Task to carry out. How many of the lines here include "Tarnowa"? Answer with a single number.

━━━━

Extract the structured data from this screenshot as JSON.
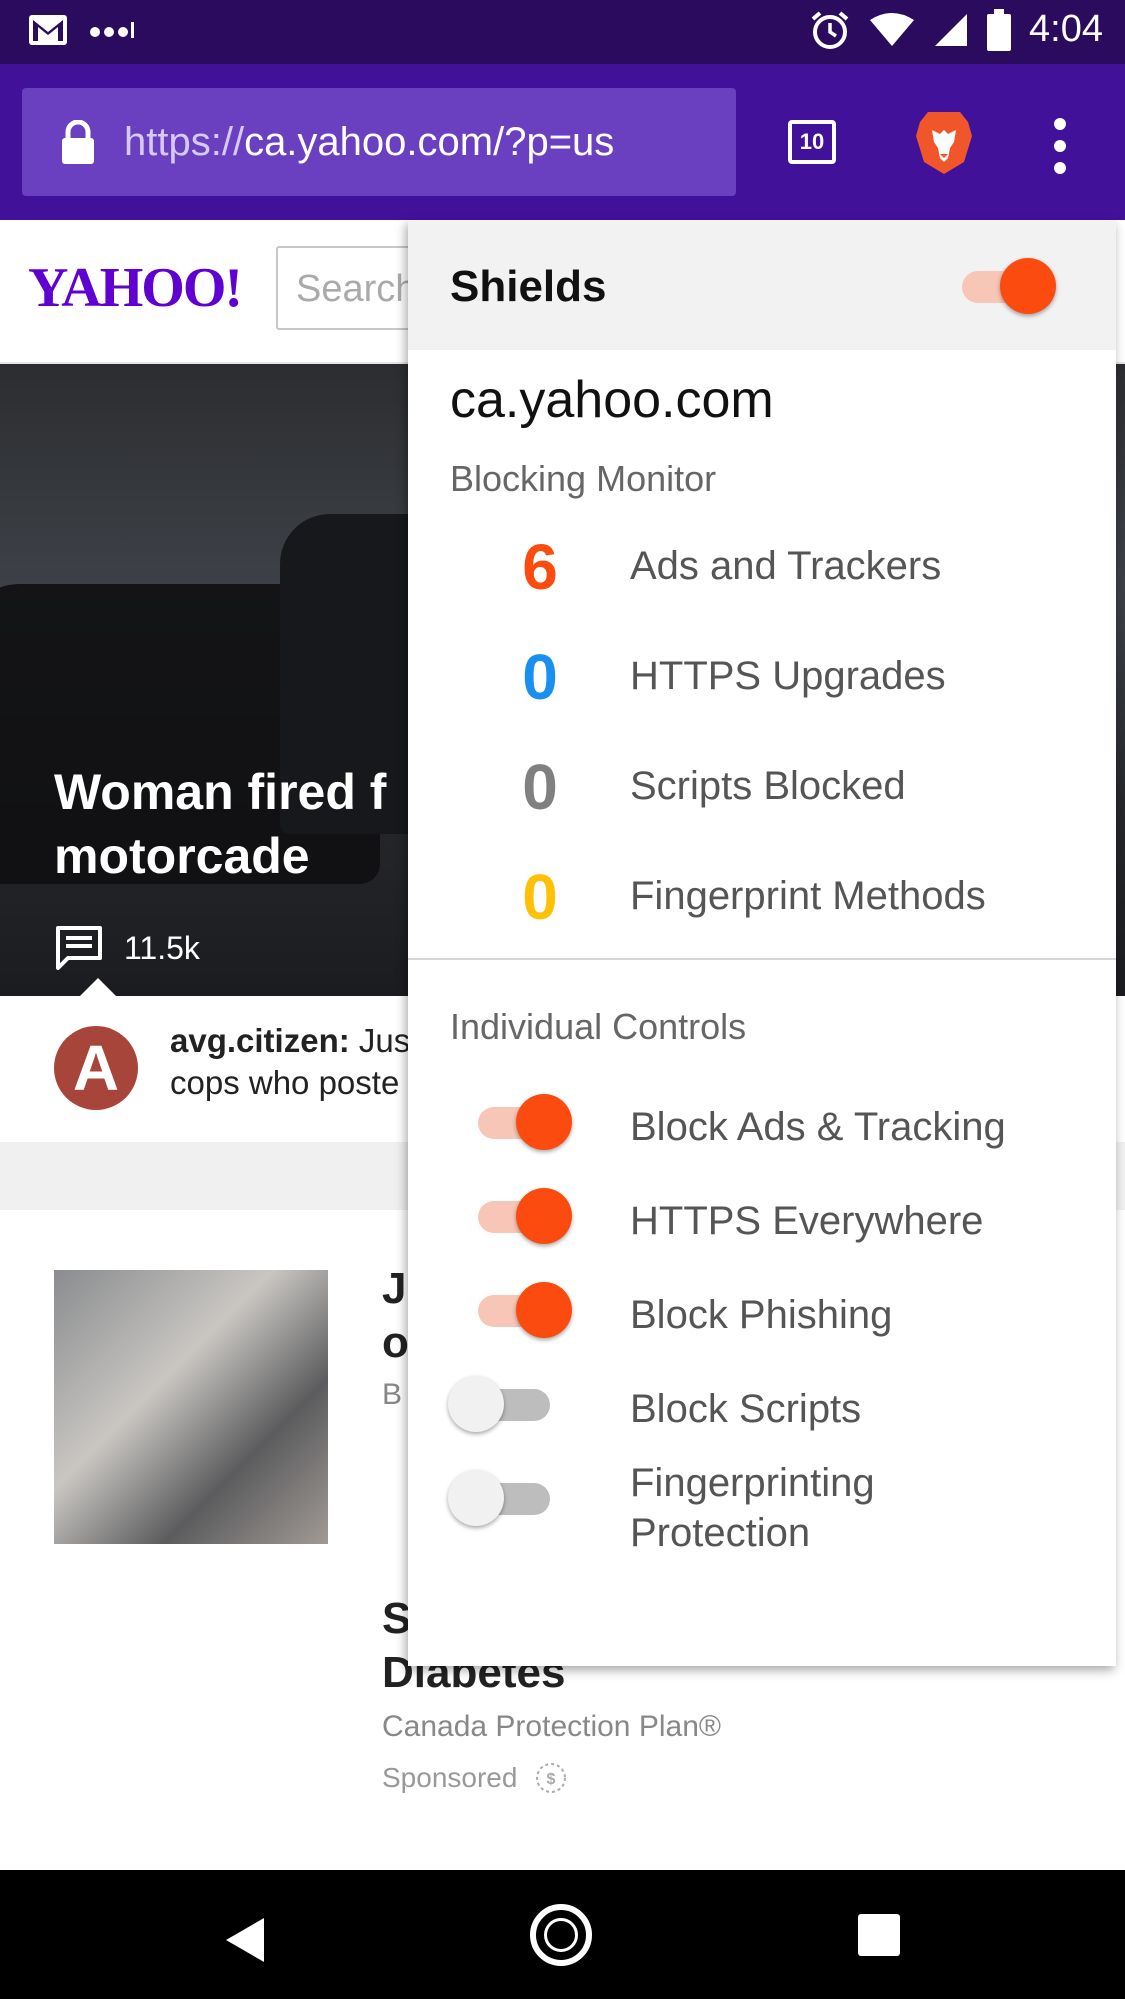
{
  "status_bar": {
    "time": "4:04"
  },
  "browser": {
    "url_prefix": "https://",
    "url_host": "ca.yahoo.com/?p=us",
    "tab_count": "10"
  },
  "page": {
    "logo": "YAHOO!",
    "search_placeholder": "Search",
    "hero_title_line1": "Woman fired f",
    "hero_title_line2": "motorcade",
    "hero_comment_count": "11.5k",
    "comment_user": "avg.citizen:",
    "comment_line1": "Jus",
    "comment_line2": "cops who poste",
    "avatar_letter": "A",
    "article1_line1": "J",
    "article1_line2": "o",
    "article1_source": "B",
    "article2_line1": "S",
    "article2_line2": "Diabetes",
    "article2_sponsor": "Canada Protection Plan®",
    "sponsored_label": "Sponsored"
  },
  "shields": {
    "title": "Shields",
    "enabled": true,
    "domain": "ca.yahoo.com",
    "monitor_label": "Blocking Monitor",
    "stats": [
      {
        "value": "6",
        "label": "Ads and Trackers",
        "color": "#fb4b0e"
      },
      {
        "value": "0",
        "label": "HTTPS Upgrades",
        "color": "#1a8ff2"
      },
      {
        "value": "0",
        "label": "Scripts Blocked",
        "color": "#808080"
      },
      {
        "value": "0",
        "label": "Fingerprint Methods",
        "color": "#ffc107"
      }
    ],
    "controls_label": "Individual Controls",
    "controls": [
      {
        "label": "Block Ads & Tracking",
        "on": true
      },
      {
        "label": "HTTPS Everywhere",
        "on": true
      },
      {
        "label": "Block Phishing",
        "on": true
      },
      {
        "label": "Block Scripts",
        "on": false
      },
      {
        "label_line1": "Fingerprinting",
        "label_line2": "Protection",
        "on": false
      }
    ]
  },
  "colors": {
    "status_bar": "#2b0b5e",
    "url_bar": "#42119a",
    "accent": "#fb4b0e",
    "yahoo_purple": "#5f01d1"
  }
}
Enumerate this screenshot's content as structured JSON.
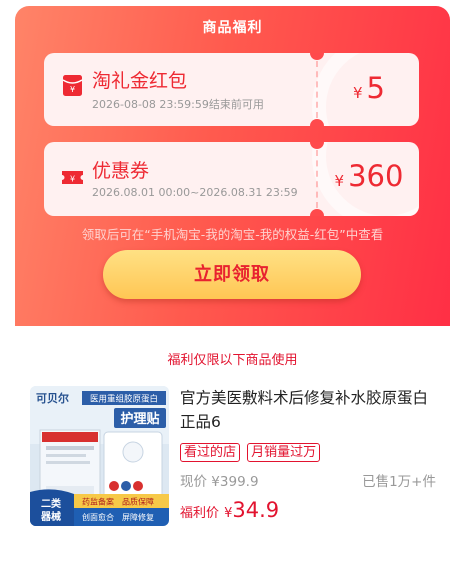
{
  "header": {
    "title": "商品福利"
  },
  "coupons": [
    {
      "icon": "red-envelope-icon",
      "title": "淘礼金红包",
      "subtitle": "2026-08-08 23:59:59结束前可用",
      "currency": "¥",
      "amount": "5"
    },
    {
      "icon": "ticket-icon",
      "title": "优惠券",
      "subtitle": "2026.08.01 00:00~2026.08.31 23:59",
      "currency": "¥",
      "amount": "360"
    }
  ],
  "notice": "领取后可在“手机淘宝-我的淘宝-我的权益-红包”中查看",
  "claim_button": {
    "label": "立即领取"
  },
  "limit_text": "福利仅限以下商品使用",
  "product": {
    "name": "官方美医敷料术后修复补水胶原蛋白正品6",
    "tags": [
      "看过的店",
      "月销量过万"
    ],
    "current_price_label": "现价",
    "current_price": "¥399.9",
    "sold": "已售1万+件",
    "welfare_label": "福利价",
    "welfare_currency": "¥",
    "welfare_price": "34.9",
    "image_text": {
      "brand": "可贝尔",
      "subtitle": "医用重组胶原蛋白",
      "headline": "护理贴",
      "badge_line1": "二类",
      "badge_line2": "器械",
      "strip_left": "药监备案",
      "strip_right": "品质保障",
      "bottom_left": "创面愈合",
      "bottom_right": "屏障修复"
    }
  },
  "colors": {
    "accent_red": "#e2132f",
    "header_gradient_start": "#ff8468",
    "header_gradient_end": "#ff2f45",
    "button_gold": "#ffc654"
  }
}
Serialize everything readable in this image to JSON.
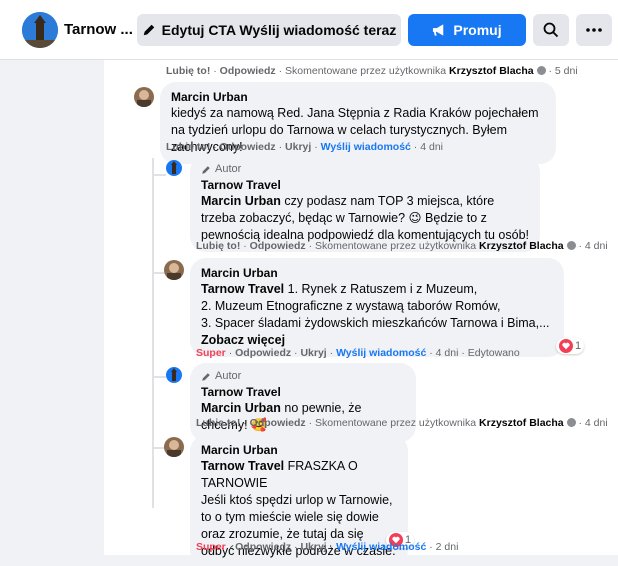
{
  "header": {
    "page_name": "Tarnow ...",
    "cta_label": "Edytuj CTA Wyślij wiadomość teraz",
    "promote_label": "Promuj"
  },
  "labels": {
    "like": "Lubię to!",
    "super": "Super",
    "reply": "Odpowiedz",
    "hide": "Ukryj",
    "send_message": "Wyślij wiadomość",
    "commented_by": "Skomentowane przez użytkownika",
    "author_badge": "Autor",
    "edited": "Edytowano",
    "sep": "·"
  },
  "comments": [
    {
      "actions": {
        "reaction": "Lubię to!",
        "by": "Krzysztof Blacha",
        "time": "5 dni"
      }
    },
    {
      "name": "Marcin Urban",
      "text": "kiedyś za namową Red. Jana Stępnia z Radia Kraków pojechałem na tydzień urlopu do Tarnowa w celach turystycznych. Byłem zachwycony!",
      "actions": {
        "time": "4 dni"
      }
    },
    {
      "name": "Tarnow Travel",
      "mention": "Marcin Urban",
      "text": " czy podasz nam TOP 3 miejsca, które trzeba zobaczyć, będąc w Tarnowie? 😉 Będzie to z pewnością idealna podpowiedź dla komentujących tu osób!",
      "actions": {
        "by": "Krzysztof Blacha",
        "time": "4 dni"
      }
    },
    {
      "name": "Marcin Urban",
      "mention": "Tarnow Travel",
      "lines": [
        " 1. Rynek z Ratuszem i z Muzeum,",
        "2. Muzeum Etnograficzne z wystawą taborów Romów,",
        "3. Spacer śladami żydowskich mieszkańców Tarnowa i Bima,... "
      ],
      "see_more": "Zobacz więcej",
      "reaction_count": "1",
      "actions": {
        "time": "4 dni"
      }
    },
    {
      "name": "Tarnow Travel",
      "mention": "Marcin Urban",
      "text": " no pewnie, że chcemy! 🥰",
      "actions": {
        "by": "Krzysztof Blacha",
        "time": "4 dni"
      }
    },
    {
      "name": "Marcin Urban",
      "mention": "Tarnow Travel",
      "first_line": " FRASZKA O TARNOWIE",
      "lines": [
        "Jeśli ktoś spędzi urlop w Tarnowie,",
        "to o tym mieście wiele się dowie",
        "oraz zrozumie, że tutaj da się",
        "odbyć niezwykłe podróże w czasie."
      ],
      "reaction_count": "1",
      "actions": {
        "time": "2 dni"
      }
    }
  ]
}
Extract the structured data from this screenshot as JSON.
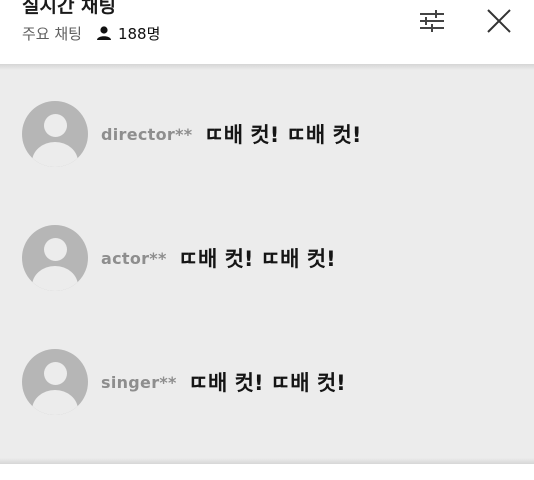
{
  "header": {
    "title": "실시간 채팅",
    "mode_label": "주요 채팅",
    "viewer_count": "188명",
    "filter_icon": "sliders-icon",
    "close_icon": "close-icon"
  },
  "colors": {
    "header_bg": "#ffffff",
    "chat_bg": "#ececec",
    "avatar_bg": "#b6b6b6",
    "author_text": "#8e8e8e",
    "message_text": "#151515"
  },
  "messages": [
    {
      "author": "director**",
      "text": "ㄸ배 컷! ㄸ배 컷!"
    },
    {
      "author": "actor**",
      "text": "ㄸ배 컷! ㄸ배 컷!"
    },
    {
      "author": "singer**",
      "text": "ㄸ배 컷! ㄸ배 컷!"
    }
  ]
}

━━━━

Completed task. 2